__Source text__.
╭──

Khalidi has grown more radical with age as he came to view the PLO as too moderate and a two-state solution as “a cruel Orwellian hoax.” He is a propagator of the “settler-colonialist” drivel to describe Israel and to rationalize terror like the Hamas massacre as “Palestinian resistance.” In an article for the London-based Guardian, he regurgitates Hamas’s talking points about “ethnic cleansing,” “famine” and “genocide,” deliberately ignoring the facts.
A historian who apparently doesn’t know history, he distorts the number of Palestinians who became refugees in 1948 and falsely claims they were “ethnically cleansed.” Like most Palestinians, he ignores the 19 years that the Gaza Strip was occupied by Egypt and the West Bank by Jordan when the world was silent and the Palestinians made no demands on their overlords for independence.

╰──

__What you will do__.
A – Translate this sentence from the passage about Khalidi into Spanish: "A historian who apparently doesn’t know history, he distorts the number of Palestinians who became refugees in 1948 and falsely claims they were “ethnically cleansed.”"
B – Resume the passage about Khalidi, picking up right after its final sentence.

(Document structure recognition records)
╭──

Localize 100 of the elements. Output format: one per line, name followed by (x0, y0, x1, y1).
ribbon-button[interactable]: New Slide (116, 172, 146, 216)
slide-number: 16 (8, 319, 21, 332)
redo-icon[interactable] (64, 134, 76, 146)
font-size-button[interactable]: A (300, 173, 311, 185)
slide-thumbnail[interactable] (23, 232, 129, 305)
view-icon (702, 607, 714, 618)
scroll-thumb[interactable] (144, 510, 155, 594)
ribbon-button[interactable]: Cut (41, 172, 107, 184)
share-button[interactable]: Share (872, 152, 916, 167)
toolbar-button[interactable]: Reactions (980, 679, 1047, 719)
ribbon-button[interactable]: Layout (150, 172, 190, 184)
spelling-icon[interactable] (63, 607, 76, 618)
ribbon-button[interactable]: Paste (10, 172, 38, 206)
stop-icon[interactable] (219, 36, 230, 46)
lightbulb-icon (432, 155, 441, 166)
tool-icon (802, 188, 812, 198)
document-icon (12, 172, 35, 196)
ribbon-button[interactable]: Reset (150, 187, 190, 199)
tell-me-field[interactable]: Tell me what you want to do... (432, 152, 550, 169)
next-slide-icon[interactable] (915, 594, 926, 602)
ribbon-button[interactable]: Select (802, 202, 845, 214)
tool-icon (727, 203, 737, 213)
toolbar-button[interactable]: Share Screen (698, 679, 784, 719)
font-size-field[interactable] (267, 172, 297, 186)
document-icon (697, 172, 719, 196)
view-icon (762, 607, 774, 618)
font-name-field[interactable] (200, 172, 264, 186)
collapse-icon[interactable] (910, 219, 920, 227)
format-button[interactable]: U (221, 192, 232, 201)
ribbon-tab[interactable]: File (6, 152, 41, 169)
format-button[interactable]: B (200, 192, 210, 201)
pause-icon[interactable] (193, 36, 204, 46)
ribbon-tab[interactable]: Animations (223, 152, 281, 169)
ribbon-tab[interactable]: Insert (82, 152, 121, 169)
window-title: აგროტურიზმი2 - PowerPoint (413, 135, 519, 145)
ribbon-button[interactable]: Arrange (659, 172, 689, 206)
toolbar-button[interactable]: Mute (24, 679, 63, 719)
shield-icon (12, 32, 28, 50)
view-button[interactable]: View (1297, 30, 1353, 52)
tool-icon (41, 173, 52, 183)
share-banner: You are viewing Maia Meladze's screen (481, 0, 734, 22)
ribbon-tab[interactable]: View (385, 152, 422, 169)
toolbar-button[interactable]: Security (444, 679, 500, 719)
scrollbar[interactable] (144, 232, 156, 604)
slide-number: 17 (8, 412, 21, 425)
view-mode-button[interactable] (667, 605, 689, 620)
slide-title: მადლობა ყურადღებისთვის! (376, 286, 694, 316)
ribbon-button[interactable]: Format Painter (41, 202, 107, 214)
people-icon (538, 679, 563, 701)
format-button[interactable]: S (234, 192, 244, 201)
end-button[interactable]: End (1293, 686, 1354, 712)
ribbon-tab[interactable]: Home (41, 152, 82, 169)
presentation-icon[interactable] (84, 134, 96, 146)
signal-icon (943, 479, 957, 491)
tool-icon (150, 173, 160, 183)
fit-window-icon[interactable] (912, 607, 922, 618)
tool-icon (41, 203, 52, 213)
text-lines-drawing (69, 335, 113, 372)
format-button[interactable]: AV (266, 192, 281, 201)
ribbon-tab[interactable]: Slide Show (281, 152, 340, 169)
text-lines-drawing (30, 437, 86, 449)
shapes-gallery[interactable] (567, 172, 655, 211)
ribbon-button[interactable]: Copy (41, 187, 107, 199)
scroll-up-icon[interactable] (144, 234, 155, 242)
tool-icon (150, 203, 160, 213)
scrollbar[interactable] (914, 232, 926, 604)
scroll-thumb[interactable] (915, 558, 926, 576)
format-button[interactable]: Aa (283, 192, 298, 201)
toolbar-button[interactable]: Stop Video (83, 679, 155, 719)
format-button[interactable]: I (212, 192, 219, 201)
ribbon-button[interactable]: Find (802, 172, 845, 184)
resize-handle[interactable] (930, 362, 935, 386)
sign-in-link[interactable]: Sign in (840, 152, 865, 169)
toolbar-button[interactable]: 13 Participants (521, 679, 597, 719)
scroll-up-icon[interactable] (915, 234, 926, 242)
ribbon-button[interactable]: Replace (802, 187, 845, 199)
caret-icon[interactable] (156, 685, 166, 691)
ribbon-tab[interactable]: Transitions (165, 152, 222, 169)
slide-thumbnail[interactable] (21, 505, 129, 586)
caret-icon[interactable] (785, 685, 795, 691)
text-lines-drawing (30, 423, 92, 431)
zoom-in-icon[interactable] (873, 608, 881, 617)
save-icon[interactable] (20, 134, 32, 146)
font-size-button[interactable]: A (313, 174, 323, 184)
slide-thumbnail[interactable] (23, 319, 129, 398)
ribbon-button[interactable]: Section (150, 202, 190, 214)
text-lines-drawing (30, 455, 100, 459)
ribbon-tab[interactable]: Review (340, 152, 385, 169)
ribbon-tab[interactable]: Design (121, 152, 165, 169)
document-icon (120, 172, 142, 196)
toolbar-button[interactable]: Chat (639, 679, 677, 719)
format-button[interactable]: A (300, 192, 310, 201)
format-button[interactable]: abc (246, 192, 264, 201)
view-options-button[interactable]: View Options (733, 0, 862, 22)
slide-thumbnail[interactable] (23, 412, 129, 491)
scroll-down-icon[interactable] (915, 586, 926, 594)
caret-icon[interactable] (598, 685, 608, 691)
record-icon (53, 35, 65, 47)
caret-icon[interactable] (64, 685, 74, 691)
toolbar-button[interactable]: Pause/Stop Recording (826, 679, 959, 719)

╰──

__Responses by task__.
A – Historiador que al parecer no conoce la historia, distorsiona el número de palestinos que se convirtieron en refugiados en 1948 y afirma falsamente que fueron víctimas de una «limpieza étnica».

B –
Khalidi admits that teaching has evolved to increasingly favor the Palestinian narrative. This shift is fueled by post-Zionist Israeli academics who, as political scientist Shlomo Avineri put it, “are simply anti-Zionists” seeking Israel’s destruction.
Denial Of Anti-Semitic Violence
Khalidi dismisses reports of on Columbia’s campus as “utterly false,” claiming such allegations are a fabrication of “Republican, right-wing, anti-education yahoos.” But Columbia’s task force on anti-Semitism documented a starkly different reality: Jewish students have faced harassment, verbal abuse, ostracism and even physical violence.
The report highlighted chilling examples: a Jewish student physically pinned against a wall, another threatened with a sign reading “Al Qassam’s next targets,” and the rampant display of Hamas symbols and slogans, which to Jews on campus are clear incitements to violence. But to Khalidi, none of this constitutes a problem. Instead, he defends the use of genocidal chants like “From the river to the sea” under the guise of free speech while simultaneously dismissing pro-Israel perspectives as “pitifully weak.”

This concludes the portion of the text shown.